[begin AVAILABLE RECORDS]

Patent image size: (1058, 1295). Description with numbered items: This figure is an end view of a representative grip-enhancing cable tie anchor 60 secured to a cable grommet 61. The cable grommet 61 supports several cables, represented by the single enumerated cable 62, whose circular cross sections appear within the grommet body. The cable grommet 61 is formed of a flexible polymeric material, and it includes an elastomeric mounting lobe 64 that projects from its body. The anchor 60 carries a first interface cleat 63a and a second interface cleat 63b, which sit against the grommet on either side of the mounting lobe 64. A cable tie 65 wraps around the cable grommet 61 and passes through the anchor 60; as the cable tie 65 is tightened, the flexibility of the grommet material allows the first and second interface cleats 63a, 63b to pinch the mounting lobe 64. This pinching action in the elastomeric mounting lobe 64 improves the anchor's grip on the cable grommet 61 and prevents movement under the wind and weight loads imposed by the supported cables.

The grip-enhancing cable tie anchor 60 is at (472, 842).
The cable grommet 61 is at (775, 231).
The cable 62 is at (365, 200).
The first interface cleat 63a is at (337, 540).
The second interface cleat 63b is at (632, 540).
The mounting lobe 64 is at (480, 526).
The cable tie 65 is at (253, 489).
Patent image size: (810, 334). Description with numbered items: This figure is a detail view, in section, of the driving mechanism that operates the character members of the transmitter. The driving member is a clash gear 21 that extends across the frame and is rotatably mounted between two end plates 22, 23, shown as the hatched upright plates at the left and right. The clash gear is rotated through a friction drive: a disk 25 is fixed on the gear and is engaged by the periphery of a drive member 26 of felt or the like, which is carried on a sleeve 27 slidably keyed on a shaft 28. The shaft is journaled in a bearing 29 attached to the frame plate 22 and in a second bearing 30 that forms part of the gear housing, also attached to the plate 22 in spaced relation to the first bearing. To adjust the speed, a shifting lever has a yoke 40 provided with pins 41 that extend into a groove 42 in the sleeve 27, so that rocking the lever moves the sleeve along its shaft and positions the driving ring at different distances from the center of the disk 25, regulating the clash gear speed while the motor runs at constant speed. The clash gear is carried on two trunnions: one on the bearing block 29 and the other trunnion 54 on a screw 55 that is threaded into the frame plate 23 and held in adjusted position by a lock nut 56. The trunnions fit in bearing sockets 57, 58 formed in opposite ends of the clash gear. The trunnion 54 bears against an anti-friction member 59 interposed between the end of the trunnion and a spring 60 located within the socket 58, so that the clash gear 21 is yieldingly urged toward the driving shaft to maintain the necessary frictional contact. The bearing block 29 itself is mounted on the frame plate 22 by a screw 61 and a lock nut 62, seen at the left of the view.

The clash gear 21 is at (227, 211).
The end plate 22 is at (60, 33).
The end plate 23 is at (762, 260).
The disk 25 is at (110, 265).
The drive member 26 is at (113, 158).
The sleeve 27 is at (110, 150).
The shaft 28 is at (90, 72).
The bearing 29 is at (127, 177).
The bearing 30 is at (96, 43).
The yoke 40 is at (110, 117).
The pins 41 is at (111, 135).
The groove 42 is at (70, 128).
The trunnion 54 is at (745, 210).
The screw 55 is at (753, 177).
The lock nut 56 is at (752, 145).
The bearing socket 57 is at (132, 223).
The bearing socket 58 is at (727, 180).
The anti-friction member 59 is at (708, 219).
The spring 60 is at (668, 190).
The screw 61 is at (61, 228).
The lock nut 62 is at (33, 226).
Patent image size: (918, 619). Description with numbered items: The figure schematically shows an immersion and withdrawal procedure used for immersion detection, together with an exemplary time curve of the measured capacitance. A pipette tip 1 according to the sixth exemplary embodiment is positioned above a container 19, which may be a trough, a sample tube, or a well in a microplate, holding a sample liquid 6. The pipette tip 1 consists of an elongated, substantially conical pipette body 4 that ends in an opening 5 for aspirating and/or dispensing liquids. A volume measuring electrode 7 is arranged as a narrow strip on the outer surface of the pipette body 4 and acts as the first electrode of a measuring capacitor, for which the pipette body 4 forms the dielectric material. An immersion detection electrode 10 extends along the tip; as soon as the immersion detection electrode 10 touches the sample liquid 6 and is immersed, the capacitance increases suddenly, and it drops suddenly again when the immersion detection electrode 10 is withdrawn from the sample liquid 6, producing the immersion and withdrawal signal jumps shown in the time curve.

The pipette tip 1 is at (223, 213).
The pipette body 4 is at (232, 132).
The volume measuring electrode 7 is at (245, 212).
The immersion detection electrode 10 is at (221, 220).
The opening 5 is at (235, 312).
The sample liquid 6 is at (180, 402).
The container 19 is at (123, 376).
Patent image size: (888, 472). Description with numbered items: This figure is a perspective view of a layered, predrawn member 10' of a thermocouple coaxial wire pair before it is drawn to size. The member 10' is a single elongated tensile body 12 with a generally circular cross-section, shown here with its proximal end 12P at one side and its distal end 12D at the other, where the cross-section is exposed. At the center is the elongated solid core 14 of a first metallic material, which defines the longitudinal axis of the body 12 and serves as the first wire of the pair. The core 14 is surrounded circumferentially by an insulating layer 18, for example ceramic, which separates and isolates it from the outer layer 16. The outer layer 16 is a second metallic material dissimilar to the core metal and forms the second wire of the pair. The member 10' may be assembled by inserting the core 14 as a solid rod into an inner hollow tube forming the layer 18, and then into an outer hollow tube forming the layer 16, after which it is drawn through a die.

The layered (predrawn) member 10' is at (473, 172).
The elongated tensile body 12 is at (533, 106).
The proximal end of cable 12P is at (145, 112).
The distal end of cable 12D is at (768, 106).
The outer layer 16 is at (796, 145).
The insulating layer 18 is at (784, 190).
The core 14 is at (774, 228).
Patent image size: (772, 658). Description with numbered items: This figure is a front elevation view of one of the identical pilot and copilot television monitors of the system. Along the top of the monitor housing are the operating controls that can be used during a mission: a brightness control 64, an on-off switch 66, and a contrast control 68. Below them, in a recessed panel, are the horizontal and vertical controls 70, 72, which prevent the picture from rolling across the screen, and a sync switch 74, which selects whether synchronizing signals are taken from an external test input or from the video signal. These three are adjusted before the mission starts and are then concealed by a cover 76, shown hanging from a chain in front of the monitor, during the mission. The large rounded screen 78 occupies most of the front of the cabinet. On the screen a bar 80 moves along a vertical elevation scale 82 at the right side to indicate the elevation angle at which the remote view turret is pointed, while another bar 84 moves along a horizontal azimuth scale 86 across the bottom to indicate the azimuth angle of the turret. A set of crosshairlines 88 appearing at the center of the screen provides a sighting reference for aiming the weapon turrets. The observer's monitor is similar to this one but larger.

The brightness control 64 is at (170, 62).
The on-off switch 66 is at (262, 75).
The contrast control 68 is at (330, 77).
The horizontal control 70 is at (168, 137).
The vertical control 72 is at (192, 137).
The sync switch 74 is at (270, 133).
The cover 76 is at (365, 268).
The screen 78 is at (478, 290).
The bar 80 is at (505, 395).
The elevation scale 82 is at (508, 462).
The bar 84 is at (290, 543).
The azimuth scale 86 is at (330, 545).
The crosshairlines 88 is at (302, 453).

[end AVAILABLE RECORDS]

- EXERCISE: Could you lay out every line of the records above as a JSON list of strings, with one string per line and blank lines omitted?

- RESULT FOR THIS TASK:
[
  "Patent image size: (1058, 1295). Description with numbered items: This figure is an end view of a representative grip-enhancing cable tie anchor 60 secured to a cable grommet 61. The cable grommet 61 supports several cables, represented by the single enumerated cable 62, whose circular cross sections appear within the grommet body. The cable grommet 61 is formed of a flexible polymeric material, and it includes an elastomeric mounting lobe 64 that projects from its body. The anchor 60 carries a first interface cleat 63a and a second interface cleat 63b, which sit against the grommet on either side of the mounting lobe 64. A cable tie 65 wraps around the cable grommet 61 and passes through the anchor 60; as the cable tie 65 is tightened, the flexibility of the grommet material allows the first and second interface cleats 63a, 63b to pinch the mounting lobe 64. This pinching action in the elastomeric mounting lobe 64 improves the anchor's grip on the cable grommet 61 and prevents movement under the wind and weight loads imposed by the supported cables.",
  "The grip-enhancing cable tie anchor 60 is at (472, 842).",
  "The cable grommet 61 is at (775, 231).",
  "The cable 62 is at (365, 200).",
  "The first interface cleat 63a is at (337, 540).",
  "The second interface cleat 63b is at (632, 540).",
  "The mounting lobe 64 is at (480, 526).",
  "The cable tie 65 is at (253, 489).",
  "Patent image size: (810, 334). Description with numbered items: This figure is a detail view, in section, of the driving mechanism that operates the character members of the transmitter. The driving member is a clash gear 21 that extends across the frame and is rotatably mounted between two end plates 22, 23, shown as the hatched upright plates at the left and right. The clash gear is rotated through a friction drive: a disk 25 is fixed on the gear and is engaged by the periphery of a drive member 26 of felt or the like, which is carried on a sleeve 27 slidably keyed on a shaft 28. The shaft is journaled in a bearing 29 attached to the frame plate 22 and in a second bearing 30 that forms part of the gear housing, also attached to the plate 22 in spaced relation to the first bearing. To adjust the speed, a shifting lever has a yoke 40 provided with pins 41 that extend into a groove 42 in the sleeve 27, so that rocking the lever moves the sleeve along its shaft and positions the driving ring at different distances from the center of the disk 25, regulating the clash gear speed while the motor runs at constant speed. The clash gear is carried on two trunnions: one on the bearing block 29 and the other trunnion 54 on a screw 55 that is threaded into the frame plate 23 and held in adjusted position by a lock nut 56. The trunnions fit in bearing sockets 57, 58 formed in opposite ends of the clash gear. The trunnion 54 bears against an anti-friction member 59 interposed between the end of the trunnion and a spring 60 located within the socket 58, so that the clash gear 21 is yieldingly urged toward the driving shaft to maintain the necessary frictional contact. The bearing block 29 itself is mounted on the frame plate 22 by a screw 61 and a lock nut 62, seen at the left of the view.",
  "The clash gear 21 is at (227, 211).",
  "The end plate 22 is at (60, 33).",
  "The end plate 23 is at (762, 260).",
  "The disk 25 is at (110, 265).",
  "The drive member 26 is at (113, 158).",
  "The sleeve 27 is at (110, 150).",
  "The shaft 28 is at (90, 72).",
  "The bearing 29 is at (127, 177).",
  "The bearing 30 is at (96, 43).",
  "The yoke 40 is at (110, 117).",
  "The pins 41 is at (111, 135).",
  "The groove 42 is at (70, 128).",
  "The trunnion 54 is at (745, 210).",
  "The screw 55 is at (753, 177).",
  "The lock nut 56 is at (752, 145).",
  "The bearing socket 57 is at (132, 223).",
  "The bearing socket 58 is at (727, 180).",
  "The anti-friction member 59 is at (708, 219).",
  "The spring 60 is at (668, 190).",
  "The screw 61 is at (61, 228).",
  "The lock nut 62 is at (33, 226).",
  "Patent image size: (918, 619). Description with numbered items: The figure schematically shows an immersion and withdrawal procedure used for immersion detection, together with an exemplary time curve of the measured capacitance. A pipette tip 1 according to the sixth exemplary embodiment is positioned above a container 19, which may be a trough, a sample tube, or a well in a microplate, holding a sample liquid 6. The pipette tip 1 consists of an elongated, substantially conical pipette body 4 that ends in an opening 5 for aspirating and/or dispensing liquids. A volume measuring electrode 7 is arranged as a narrow strip on the outer surface of the pipette body 4 and acts as the first electrode of a measuring capacitor, for which the pipette body 4 forms the dielectric material. An immersion detection electrode 10 extends along the tip; as soon as the immersion detection electrode 10 touches the sample liquid 6 and is immersed, the capacitance increases suddenly, and it drops suddenly again when the immersion detection electrode 10 is withdrawn from the sample liquid 6, producing the immersion and withdrawal signal jumps shown in the time curve.",
  "The pipette tip 1 is at (223, 213).",
  "The pipette body 4 is at (232, 132).",
  "The volume measuring electrode 7 is at (245, 212).",
  "The immersion detection electrode 10 is at (221, 220).",
  "The opening 5 is at (235, 312).",
  "The sample liquid 6 is at (180, 402).",
  "The container 19 is at (123, 376).",
  "Patent image size: (888, 472). Description with numbered items: This figure is a perspective view of a layered, predrawn member 10' of a thermocouple coaxial wire pair before it is drawn to size. The member 10' is a single elongated tensile body 12 with a generally circular cross-section, shown here with its proximal end 12P at one side and its distal end 12D at the other, where the cross-section is exposed. At the center is the elongated solid core 14 of a first metallic material, which defines the longitudinal axis of the body 12 and serves as the first wire of the pair. The core 14 is surrounded circumferentially by an insulating layer 18, for example ceramic, which separates and isolates it from the outer layer 16. The outer layer 16 is a second metallic material dissimilar to the core metal and forms the second wire of the pair. The member 10' may be assembled by inserting the core 14 as a solid rod into an inner hollow tube forming the layer 18, and then into an outer hollow tube forming the layer 16, after which it is drawn through a die.",
  "The layered (predrawn) member 10' is at (473, 172).",
  "The elongated tensile body 12 is at (533, 106).",
  "The proximal end of cable 12P is at (145, 112).",
  "The distal end of cable 12D is at (768, 106).",
  "The outer layer 16 is at (796, 145).",
  "The insulating layer 18 is at (784, 190).",
  "The core 14 is at (774, 228).",
  "Patent image size: (772, 658). Description with numbered items: This figure is a front elevation view of one of the identical pilot and copilot television monitors of the system. Along the top of the monitor housing are the operating controls that can be used during a mission: a brightness control 64, an on-off switch 66, and a contrast control 68. Below them, in a recessed panel, are the horizontal and vertical controls 70, 72, which prevent the picture from rolling across the screen, and a sync switch 74, which selects whether synchronizing signals are taken from an external test input or from the video signal. These three are adjusted before the mission starts and are then concealed by a cover 76, shown hanging from a chain in front of the monitor, during the mission. The large rounded screen 78 occupies most of the front of the cabinet. On the screen a bar 80 moves along a vertical elevation scale 82 at the right side to indicate the elevation angle at which the remote view turret is pointed, while another bar 84 moves along a horizontal azimuth scale 86 across the bottom to indicate the azimuth angle of the turret. A set of crosshairlines 88 appearing at the center of the screen provides a sighting reference for aiming the weapon turrets. The observer's monitor is similar to this one but larger.",
  "The brightness control 64 is at (170, 62).",
  "The on-off switch 66 is at (262, 75).",
  "The contrast control 68 is at (330, 77).",
  "The horizontal control 70 is at (168, 137).",
  "The vertical control 72 is at (192, 137).",
  "The sync switch 74 is at (270, 133).",
  "The cover 76 is at (365, 268).",
  "The screen 78 is at (478, 290).",
  "The bar 80 is at (505, 395).",
  "The elevation scale 82 is at (508, 462).",
  "The bar 84 is at (290, 543).",
  "The azimuth scale 86 is at (330, 545).",
  "The crosshairlines 88 is at (302, 453)."
]